• [Exercise brief]
Copy out every line that contains the word "Output".

= = = =

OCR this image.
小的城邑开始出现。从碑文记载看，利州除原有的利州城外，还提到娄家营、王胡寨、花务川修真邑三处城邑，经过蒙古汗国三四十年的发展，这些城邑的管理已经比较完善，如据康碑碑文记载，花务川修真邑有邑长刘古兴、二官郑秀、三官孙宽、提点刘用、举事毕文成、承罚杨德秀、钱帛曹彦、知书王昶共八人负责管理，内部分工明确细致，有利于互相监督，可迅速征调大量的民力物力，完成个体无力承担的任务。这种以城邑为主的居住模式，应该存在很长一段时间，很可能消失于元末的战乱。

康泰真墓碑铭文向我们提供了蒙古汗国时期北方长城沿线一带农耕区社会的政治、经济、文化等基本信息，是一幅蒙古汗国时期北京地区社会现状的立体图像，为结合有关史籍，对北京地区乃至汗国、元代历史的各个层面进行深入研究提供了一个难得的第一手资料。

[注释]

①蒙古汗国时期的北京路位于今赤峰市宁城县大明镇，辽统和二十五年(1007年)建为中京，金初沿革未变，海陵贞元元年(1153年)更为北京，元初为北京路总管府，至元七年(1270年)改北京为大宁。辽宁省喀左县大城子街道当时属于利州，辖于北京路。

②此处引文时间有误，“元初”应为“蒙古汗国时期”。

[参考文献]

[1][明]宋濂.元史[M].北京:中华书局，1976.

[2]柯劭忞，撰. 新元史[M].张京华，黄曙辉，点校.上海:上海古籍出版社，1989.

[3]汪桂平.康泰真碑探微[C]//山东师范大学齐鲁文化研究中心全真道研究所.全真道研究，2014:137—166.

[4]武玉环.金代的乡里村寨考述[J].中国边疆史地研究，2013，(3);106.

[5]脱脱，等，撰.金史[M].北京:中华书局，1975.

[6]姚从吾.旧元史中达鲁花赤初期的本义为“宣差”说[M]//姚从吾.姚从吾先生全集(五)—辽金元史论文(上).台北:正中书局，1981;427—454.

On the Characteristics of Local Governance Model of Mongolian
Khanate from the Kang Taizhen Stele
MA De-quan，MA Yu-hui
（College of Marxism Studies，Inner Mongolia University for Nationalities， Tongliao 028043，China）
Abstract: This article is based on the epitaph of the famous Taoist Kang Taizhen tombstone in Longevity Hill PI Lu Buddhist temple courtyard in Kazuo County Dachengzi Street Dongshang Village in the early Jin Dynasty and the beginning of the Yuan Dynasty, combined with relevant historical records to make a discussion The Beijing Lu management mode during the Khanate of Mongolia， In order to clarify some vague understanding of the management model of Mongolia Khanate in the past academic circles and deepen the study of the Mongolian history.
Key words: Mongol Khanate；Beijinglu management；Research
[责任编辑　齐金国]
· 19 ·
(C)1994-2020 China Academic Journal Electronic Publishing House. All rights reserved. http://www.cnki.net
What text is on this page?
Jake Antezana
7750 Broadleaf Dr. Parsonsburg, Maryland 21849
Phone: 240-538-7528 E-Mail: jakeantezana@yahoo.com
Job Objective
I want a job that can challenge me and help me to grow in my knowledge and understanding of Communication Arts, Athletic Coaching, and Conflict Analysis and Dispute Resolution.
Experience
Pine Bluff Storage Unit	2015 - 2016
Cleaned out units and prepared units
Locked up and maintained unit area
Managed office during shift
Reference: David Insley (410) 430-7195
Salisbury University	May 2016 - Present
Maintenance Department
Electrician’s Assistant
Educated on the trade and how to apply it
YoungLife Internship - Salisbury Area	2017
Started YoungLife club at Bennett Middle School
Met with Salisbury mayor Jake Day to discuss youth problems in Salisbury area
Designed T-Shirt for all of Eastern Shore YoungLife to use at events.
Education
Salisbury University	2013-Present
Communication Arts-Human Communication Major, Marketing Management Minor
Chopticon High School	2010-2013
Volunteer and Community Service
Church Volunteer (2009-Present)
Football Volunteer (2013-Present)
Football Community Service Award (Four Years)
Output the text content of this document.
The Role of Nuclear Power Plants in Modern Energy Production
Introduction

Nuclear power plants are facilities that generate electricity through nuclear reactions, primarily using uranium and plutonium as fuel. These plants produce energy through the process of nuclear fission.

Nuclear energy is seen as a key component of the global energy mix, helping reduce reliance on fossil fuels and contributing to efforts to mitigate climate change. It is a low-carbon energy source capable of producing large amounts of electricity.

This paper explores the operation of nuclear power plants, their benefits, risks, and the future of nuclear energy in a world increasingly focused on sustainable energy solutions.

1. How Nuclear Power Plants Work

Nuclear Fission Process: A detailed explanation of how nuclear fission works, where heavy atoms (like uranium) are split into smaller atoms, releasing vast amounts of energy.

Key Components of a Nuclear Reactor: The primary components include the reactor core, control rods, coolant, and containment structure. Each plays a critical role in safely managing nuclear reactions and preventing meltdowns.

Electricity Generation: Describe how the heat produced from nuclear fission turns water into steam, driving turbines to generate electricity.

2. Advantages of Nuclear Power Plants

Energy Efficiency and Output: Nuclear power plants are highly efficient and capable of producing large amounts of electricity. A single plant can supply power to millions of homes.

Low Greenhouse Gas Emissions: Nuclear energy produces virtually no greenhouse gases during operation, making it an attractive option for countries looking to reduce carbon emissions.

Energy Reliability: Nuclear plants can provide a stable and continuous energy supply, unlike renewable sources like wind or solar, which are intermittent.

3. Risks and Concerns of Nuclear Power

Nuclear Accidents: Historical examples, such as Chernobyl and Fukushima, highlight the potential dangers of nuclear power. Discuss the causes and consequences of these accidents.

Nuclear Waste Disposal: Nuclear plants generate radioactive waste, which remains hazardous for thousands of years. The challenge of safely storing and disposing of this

= = = =

• [Answer to this task]
Output the text content of this document.
Energy Efficiency and Output: Nuclear power plants are highly efficient and capable of producing large amounts of electricity. A single plant can supply power to millions of homes.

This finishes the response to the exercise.